**Objective**
Your task is to tally the lines of the listing containing the word "screenshot" and report the figure alone.

───── Entries provided ─────

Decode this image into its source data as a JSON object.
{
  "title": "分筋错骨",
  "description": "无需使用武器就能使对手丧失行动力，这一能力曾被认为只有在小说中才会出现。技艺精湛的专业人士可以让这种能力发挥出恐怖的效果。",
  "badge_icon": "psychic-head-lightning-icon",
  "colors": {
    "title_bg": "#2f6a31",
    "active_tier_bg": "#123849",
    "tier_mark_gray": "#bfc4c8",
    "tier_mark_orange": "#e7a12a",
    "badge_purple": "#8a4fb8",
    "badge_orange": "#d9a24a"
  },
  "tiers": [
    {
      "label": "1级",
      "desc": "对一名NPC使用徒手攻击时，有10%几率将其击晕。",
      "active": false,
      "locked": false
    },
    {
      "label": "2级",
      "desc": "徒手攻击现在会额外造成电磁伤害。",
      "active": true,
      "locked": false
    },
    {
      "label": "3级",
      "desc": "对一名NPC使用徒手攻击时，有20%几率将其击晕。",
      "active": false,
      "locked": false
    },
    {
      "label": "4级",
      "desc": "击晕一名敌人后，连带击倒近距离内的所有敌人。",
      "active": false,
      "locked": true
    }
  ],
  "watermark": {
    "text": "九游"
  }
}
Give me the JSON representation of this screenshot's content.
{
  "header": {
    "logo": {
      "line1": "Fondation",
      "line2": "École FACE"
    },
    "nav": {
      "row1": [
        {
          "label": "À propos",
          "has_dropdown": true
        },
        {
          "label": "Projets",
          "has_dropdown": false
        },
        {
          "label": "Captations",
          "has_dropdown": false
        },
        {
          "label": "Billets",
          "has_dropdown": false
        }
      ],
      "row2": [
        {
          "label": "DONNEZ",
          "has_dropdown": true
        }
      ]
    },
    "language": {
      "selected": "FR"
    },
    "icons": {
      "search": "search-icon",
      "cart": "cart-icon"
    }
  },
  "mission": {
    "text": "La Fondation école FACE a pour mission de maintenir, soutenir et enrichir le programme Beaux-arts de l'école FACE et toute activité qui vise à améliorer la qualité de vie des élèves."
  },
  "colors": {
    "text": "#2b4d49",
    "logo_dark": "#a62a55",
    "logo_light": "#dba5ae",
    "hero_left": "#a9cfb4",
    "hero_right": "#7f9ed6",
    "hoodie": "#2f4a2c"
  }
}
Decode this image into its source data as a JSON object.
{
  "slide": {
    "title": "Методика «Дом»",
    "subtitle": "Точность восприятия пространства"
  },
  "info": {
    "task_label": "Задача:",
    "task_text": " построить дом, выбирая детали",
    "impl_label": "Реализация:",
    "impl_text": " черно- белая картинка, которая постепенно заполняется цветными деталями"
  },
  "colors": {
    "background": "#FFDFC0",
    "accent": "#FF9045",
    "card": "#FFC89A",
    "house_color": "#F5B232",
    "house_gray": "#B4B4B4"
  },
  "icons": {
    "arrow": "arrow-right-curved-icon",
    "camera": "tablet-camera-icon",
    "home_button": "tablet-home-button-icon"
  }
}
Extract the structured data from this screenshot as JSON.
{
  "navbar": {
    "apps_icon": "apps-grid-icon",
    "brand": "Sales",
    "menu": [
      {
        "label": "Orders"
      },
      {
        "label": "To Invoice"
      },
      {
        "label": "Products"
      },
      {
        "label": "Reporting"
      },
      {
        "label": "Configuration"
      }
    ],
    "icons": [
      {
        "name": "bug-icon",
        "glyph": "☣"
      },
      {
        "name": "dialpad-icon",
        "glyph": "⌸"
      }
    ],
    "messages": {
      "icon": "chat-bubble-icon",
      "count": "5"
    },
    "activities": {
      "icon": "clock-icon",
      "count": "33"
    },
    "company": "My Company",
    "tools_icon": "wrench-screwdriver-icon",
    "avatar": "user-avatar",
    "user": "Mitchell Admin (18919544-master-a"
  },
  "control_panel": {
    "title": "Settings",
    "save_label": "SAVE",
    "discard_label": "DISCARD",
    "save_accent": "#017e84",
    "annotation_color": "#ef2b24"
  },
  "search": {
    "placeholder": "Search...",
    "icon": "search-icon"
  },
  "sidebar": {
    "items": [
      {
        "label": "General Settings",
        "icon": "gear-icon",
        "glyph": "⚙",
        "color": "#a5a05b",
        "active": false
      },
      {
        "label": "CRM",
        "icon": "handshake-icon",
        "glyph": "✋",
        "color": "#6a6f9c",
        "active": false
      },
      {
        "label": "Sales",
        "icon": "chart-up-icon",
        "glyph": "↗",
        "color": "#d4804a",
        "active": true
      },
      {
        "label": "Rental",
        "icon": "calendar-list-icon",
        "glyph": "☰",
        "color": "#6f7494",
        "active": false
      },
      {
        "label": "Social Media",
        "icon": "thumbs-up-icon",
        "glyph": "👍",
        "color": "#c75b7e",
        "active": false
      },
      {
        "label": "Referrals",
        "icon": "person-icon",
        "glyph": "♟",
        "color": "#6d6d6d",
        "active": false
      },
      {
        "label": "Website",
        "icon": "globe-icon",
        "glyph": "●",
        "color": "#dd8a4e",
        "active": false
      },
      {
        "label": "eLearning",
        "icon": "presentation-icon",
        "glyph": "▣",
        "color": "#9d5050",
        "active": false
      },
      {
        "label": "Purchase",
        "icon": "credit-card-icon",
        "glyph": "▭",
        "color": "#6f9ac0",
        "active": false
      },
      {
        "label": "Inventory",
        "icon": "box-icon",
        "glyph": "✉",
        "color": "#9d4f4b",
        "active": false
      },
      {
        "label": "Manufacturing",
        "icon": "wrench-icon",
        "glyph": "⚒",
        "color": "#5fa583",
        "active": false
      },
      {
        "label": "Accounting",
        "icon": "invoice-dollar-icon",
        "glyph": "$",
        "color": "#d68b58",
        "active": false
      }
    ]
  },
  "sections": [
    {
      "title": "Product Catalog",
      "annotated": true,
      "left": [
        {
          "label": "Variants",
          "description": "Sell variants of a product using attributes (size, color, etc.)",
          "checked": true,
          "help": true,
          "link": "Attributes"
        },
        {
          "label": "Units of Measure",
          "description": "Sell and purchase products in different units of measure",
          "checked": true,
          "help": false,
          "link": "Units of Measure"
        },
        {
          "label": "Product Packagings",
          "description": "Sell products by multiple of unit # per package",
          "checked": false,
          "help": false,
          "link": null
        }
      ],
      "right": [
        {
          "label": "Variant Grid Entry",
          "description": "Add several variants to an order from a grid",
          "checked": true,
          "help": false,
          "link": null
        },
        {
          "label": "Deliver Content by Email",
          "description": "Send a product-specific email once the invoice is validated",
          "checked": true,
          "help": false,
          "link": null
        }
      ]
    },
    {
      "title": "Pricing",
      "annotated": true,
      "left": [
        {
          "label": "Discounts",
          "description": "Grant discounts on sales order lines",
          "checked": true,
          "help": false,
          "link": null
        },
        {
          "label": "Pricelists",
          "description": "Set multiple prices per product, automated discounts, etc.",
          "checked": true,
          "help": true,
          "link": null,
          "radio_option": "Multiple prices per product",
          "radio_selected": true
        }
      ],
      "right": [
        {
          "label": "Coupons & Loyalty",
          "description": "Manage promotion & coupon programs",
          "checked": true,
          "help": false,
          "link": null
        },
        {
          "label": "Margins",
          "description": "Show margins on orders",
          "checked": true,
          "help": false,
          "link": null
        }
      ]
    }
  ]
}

─────

**Correct output**
2